Structured figure records:
********

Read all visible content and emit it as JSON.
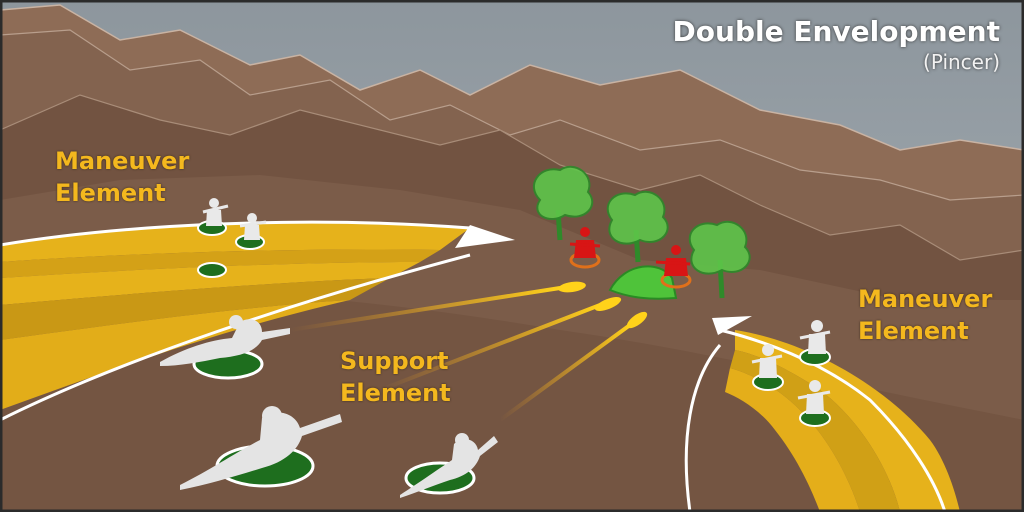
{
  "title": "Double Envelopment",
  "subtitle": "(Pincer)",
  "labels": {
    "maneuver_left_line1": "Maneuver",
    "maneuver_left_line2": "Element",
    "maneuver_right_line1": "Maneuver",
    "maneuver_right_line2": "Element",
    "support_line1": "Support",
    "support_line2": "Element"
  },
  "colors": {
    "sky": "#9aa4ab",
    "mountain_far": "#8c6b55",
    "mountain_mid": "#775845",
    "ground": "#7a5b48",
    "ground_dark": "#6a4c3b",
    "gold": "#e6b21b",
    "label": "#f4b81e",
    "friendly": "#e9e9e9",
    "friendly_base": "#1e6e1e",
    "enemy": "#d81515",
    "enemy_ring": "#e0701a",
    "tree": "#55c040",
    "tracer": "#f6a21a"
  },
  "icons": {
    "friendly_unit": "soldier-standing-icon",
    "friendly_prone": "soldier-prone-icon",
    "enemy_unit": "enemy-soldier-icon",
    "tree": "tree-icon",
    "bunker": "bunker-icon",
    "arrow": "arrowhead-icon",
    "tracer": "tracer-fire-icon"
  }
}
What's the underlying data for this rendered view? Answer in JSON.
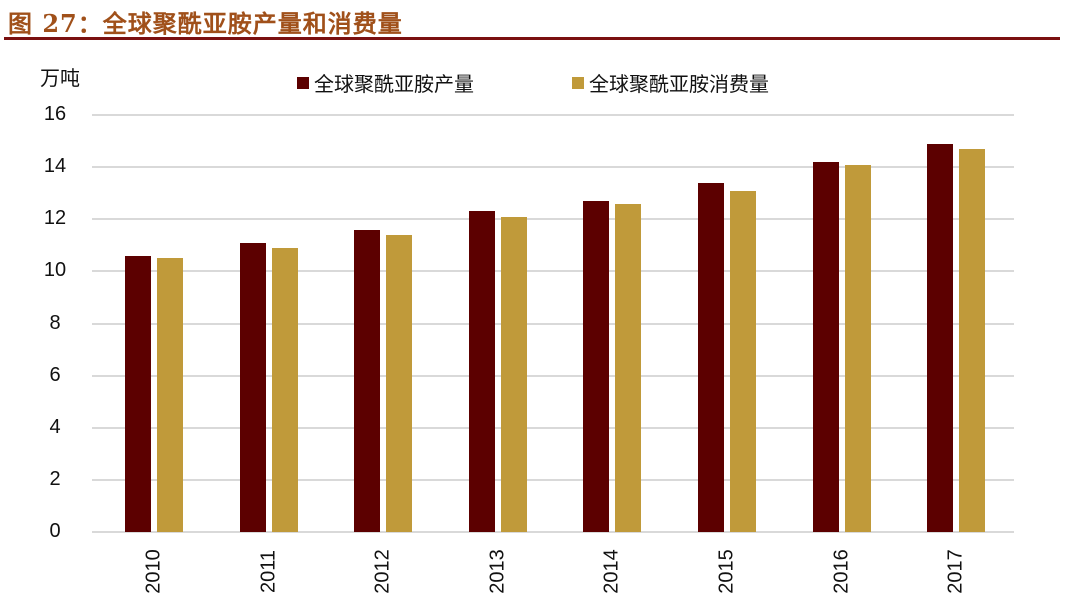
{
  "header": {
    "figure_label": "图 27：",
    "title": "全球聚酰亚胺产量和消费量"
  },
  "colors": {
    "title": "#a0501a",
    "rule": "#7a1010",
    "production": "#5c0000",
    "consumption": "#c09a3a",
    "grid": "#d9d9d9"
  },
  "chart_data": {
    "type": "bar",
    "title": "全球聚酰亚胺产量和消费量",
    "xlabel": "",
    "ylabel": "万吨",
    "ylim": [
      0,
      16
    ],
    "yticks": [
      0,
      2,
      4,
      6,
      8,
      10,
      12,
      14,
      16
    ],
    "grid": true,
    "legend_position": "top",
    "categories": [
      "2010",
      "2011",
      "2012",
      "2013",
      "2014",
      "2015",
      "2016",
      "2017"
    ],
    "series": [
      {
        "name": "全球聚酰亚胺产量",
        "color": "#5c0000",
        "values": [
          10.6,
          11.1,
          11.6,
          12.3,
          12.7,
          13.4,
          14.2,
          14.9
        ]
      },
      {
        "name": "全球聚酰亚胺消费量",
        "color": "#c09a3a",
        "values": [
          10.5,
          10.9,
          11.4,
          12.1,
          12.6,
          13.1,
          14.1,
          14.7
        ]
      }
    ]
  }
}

********

EXERCISE AIM: Using the material above, report each line where "全球聚酰亚胺产量和消费量" occurs.

TASK SOLUTION:
    "title": "全球聚酰亚胺产量和消费量"
    "title": "全球聚酰亚胺产量和消费量",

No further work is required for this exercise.